[Dataset records]:
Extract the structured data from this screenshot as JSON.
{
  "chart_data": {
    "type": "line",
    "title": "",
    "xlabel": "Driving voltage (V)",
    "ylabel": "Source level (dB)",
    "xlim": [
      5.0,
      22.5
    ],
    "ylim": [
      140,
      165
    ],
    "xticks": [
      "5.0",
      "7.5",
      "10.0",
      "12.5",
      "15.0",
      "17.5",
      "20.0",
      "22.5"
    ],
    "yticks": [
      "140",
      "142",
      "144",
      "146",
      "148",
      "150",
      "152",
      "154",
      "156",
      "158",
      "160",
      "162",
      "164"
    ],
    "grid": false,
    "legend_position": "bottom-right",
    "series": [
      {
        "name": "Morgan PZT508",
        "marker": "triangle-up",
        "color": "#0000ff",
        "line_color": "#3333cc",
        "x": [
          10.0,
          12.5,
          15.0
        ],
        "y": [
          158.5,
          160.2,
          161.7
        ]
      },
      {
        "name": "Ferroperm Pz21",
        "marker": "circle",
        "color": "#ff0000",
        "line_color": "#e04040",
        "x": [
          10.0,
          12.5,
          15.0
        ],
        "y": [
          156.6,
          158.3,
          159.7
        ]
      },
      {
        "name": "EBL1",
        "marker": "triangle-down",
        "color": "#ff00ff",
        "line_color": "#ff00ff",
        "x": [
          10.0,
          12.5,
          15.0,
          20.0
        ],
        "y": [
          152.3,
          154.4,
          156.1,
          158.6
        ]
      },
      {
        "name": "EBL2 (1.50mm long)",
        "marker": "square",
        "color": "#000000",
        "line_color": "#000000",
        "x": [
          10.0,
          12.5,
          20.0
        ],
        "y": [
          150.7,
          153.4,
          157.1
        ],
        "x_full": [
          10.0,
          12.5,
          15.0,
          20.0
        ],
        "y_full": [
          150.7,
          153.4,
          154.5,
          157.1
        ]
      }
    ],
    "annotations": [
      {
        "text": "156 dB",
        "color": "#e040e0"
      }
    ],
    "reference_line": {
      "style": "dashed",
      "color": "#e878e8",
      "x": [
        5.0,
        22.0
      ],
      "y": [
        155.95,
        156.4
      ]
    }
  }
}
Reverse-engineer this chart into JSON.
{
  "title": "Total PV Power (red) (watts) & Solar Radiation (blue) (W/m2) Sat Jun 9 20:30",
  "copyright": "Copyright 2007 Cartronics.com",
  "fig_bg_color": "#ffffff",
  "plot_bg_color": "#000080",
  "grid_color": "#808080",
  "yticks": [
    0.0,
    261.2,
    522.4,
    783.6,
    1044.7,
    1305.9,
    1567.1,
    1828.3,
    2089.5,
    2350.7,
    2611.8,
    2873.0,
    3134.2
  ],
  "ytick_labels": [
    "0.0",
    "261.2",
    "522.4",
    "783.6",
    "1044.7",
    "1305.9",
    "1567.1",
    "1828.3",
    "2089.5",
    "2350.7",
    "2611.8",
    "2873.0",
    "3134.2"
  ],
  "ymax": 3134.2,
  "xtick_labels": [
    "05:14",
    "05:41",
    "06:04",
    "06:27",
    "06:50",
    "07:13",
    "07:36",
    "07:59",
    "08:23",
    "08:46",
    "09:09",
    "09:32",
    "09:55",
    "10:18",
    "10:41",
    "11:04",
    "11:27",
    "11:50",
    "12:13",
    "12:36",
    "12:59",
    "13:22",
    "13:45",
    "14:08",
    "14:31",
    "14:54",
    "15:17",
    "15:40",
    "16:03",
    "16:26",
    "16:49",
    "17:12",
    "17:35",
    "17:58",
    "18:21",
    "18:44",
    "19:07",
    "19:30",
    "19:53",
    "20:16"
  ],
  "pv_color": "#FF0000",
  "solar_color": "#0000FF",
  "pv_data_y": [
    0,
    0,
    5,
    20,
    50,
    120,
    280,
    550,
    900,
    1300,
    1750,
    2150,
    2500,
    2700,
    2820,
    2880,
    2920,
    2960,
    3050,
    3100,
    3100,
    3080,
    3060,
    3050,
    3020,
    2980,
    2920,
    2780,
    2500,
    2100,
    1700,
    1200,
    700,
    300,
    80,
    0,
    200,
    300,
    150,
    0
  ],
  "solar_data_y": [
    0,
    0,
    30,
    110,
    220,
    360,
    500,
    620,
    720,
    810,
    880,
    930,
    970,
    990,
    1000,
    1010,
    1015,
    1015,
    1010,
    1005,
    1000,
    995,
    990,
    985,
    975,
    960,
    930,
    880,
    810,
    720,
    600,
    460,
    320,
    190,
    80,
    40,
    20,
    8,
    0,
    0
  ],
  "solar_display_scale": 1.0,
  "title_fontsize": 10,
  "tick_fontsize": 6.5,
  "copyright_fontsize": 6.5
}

[Objective]:
Each line of the listing should be copied exactly.

[Answer to the problem]:
Extract the structured data from this screenshot as JSON.
{
  "chart_data": {
    "type": "line",
    "title": "",
    "xlabel": "Driving voltage (V)",
    "ylabel": "Source level (dB)",
    "xlim": [
      5.0,
      22.5
    ],
    "ylim": [
      140,
      165
    ],
    "xticks": [
      "5.0",
      "7.5",
      "10.0",
      "12.5",
      "15.0",
      "17.5",
      "20.0",
      "22.5"
    ],
    "yticks": [
      "140",
      "142",
      "144",
      "146",
      "148",
      "150",
      "152",
      "154",
      "156",
      "158",
      "160",
      "162",
      "164"
    ],
    "grid": false,
    "legend_position": "bottom-right",
    "series": [
      {
        "name": "Morgan PZT508",
        "marker": "triangle-up",
        "color": "#0000ff",
        "line_color": "#3333cc",
        "x": [
          10.0,
          12.5,
          15.0
        ],
        "y": [
          158.5,
          160.2,
          161.7
        ]
      },
      {
        "name": "Ferroperm Pz21",
        "marker": "circle",
        "color": "#ff0000",
        "line_color": "#e04040",
        "x": [
          10.0,
          12.5,
          15.0
        ],
        "y": [
          156.6,
          158.3,
          159.7
        ]
      },
      {
        "name": "EBL1",
        "marker": "triangle-down",
        "color": "#ff00ff",
        "line_color": "#ff00ff",
        "x": [
          10.0,
          12.5,
          15.0,
          20.0
        ],
        "y": [
          152.3,
          154.4,
          156.1,
          158.6
        ]
      },
      {
        "name": "EBL2 (1.50mm long)",
        "marker": "square",
        "color": "#000000",
        "line_color": "#000000",
        "x": [
          10.0,
          12.5,
          20.0
        ],
        "y": [
          150.7,
          153.4,
          157.1
        ],
        "x_full": [
          10.0,
          12.5,
          15.0,
          20.0
        ],
        "y_full": [
          150.7,
          153.4,
          154.5,
          157.1
        ]
      }
    ],
    "annotations": [
      {
        "text": "156 dB",
        "color": "#e040e0"
      }
    ],
    "reference_line": {
      "style": "dashed",
      "color": "#e878e8",
      "x": [
        5.0,
        22.0
      ],
      "y": [
        155.95,
        156.4
      ]
    }
  }
}
Reverse-engineer this chart into JSON.
{
  "title": "Total PV Power (red) (watts) & Solar Radiation (blue) (W/m2) Sat Jun 9 20:30",
  "copyright": "Copyright 2007 Cartronics.com",
  "fig_bg_color": "#ffffff",
  "plot_bg_color": "#000080",
  "grid_color": "#808080",
  "yticks": [
    0.0,
    261.2,
    522.4,
    783.6,
    1044.7,
    1305.9,
    1567.1,
    1828.3,
    2089.5,
    2350.7,
    2611.8,
    2873.0,
    3134.2
  ],
  "ytick_labels": [
    "0.0",
    "261.2",
    "522.4",
    "783.6",
    "1044.7",
    "1305.9",
    "1567.1",
    "1828.3",
    "2089.5",
    "2350.7",
    "2611.8",
    "2873.0",
    "3134.2"
  ],
  "ymax": 3134.2,
  "xtick_labels": [
    "05:14",
    "05:41",
    "06:04",
    "06:27",
    "06:50",
    "07:13",
    "07:36",
    "07:59",
    "08:23",
    "08:46",
    "09:09",
    "09:32",
    "09:55",
    "10:18",
    "10:41",
    "11:04",
    "11:27",
    "11:50",
    "12:13",
    "12:36",
    "12:59",
    "13:22",
    "13:45",
    "14:08",
    "14:31",
    "14:54",
    "15:17",
    "15:40",
    "16:03",
    "16:26",
    "16:49",
    "17:12",
    "17:35",
    "17:58",
    "18:21",
    "18:44",
    "19:07",
    "19:30",
    "19:53",
    "20:16"
  ],
  "pv_color": "#FF0000",
  "solar_color": "#0000FF",
  "pv_data_y": [
    0,
    0,
    5,
    20,
    50,
    120,
    280,
    550,
    900,
    1300,
    1750,
    2150,
    2500,
    2700,
    2820,
    2880,
    2920,
    2960,
    3050,
    3100,
    3100,
    3080,
    3060,
    3050,
    3020,
    2980,
    2920,
    2780,
    2500,
    2100,
    1700,
    1200,
    700,
    300,
    80,
    0,
    200,
    300,
    150,
    0
  ],
  "solar_data_y": [
    0,
    0,
    30,
    110,
    220,
    360,
    500,
    620,
    720,
    810,
    880,
    930,
    970,
    990,
    1000,
    1010,
    1015,
    1015,
    1010,
    1005,
    1000,
    995,
    990,
    985,
    975,
    960,
    930,
    880,
    810,
    720,
    600,
    460,
    320,
    190,
    80,
    40,
    20,
    8,
    0,
    0
  ],
  "solar_display_scale": 1.0,
  "title_fontsize": 10,
  "tick_fontsize": 6.5,
  "copyright_fontsize": 6.5
}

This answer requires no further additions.